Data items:
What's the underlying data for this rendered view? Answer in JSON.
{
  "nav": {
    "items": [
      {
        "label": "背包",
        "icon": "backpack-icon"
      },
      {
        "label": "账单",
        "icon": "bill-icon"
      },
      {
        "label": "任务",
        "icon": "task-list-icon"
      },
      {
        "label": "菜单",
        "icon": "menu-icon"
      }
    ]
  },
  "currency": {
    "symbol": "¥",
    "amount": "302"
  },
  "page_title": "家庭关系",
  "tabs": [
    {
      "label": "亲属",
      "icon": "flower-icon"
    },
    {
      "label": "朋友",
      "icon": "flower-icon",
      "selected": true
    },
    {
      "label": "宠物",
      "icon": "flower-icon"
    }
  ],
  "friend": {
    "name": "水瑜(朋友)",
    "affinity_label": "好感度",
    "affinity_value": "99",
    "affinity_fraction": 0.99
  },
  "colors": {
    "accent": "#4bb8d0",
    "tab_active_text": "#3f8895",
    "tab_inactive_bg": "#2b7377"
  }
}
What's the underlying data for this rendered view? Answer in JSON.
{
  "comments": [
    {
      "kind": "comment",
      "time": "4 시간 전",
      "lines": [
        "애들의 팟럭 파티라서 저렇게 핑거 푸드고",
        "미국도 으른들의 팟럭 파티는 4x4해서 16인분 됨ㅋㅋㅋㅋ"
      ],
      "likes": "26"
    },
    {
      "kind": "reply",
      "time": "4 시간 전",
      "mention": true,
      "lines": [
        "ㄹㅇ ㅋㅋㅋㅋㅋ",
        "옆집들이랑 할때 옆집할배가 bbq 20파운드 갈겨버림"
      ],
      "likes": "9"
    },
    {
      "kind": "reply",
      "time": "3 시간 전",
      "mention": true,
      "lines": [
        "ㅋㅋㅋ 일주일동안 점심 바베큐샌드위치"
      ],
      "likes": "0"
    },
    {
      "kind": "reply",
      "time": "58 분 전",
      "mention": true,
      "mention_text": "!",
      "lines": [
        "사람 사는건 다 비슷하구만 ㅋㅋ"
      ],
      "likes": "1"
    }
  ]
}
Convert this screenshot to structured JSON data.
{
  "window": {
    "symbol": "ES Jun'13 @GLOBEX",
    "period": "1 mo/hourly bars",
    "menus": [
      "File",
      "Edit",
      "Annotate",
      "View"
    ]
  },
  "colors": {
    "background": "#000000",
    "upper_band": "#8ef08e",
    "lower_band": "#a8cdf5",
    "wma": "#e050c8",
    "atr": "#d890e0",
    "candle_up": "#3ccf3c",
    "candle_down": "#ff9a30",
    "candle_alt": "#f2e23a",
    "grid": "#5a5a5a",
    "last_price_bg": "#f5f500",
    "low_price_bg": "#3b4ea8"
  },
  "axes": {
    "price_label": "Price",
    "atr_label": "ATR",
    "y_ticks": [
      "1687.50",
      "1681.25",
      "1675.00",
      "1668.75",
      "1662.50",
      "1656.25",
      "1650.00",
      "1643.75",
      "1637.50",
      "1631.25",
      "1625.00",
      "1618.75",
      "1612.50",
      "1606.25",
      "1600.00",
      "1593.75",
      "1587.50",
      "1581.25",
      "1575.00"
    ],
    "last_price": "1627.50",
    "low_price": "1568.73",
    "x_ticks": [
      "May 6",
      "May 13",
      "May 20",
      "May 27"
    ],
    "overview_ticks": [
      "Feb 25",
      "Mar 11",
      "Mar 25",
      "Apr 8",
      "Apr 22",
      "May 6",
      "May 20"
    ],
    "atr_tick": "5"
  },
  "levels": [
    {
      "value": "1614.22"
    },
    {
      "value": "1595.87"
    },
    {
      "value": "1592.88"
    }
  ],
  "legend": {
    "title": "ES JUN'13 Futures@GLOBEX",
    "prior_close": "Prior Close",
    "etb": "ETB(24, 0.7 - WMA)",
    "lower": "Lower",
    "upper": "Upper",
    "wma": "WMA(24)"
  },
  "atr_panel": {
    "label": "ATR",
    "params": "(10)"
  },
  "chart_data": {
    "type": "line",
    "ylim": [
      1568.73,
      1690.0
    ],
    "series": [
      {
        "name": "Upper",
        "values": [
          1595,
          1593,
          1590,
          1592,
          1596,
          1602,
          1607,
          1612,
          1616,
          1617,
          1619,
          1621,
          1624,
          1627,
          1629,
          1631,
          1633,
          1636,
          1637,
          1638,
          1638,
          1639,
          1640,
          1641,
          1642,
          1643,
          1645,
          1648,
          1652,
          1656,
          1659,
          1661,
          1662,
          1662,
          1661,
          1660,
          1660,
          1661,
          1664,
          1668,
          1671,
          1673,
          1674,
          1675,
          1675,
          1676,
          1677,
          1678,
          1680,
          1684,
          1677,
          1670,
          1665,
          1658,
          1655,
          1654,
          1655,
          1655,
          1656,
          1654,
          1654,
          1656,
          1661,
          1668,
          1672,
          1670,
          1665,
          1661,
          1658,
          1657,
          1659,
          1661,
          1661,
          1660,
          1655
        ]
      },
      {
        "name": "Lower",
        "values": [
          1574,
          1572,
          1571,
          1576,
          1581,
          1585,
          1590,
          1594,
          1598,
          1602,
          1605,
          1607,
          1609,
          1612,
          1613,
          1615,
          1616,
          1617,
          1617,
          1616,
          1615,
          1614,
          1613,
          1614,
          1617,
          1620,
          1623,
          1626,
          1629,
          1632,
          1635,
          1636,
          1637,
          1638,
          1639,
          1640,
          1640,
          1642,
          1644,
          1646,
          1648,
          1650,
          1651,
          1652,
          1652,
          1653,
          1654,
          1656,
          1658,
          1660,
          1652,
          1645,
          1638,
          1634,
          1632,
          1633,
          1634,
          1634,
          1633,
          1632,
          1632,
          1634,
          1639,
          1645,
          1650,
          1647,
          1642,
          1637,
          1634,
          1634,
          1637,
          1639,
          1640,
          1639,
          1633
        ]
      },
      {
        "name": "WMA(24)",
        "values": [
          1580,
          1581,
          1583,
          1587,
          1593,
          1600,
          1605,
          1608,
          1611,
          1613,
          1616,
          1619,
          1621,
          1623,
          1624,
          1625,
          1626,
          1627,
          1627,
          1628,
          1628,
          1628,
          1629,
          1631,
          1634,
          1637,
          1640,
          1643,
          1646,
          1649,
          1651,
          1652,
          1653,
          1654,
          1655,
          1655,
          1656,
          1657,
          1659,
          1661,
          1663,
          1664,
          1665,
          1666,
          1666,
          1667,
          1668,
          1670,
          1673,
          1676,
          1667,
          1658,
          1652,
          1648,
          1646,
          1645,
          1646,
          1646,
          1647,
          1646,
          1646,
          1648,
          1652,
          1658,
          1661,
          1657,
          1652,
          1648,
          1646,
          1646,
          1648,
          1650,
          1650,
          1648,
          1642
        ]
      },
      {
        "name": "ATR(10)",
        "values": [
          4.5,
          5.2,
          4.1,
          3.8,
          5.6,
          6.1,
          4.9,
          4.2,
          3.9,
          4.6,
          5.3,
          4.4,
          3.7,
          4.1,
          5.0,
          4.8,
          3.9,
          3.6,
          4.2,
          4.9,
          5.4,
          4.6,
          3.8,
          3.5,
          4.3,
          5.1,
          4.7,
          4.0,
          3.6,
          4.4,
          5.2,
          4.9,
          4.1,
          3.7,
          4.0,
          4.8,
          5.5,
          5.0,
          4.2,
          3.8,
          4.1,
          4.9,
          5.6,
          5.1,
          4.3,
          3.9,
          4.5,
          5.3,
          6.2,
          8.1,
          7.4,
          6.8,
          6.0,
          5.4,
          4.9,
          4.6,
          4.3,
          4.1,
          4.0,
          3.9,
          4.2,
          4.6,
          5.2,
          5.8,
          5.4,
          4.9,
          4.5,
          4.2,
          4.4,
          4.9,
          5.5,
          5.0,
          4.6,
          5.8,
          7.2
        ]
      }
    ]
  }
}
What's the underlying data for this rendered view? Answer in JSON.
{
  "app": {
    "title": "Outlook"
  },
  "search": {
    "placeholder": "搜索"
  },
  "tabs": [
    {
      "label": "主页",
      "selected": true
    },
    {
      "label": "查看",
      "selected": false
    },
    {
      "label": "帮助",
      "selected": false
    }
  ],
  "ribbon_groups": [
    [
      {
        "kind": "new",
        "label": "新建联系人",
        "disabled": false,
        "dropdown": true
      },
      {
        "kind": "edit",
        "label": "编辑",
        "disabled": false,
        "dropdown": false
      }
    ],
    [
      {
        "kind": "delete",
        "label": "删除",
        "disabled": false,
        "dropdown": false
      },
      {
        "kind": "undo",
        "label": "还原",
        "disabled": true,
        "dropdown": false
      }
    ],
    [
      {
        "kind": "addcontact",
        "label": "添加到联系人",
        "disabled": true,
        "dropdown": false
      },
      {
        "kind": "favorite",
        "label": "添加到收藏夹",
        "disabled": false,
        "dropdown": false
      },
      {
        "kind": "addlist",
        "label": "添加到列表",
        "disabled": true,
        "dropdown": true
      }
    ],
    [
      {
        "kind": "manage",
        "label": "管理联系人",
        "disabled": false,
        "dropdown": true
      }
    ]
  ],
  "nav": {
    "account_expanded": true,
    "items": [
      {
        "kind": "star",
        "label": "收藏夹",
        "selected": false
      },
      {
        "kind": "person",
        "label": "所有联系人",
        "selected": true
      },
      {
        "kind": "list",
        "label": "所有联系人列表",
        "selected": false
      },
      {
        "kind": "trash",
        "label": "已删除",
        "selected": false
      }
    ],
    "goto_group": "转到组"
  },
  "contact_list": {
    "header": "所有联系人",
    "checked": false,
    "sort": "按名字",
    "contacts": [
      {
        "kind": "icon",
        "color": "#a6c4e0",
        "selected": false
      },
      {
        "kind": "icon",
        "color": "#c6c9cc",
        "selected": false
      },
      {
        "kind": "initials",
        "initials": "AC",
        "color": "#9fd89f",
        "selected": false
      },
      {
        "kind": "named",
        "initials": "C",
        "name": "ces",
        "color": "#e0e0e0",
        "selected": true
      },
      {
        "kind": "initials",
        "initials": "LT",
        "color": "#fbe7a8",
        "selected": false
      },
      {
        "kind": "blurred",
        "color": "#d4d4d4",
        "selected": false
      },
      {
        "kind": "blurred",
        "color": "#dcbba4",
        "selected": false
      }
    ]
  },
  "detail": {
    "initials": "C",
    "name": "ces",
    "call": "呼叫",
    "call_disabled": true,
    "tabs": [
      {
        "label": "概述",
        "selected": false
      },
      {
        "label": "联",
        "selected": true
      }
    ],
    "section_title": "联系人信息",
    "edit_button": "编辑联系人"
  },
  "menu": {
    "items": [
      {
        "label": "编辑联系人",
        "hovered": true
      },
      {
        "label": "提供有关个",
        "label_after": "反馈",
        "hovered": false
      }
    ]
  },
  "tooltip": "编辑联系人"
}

# WHAT TO WORK ON:
Pull out every line holding "GLOBEX" from the records above, and copy it.

# ANSWER TO THE EXERCISE:
    "symbol": "ES Jun'13 @GLOBEX",
    "title": "ES JUN'13 Futures@GLOBEX",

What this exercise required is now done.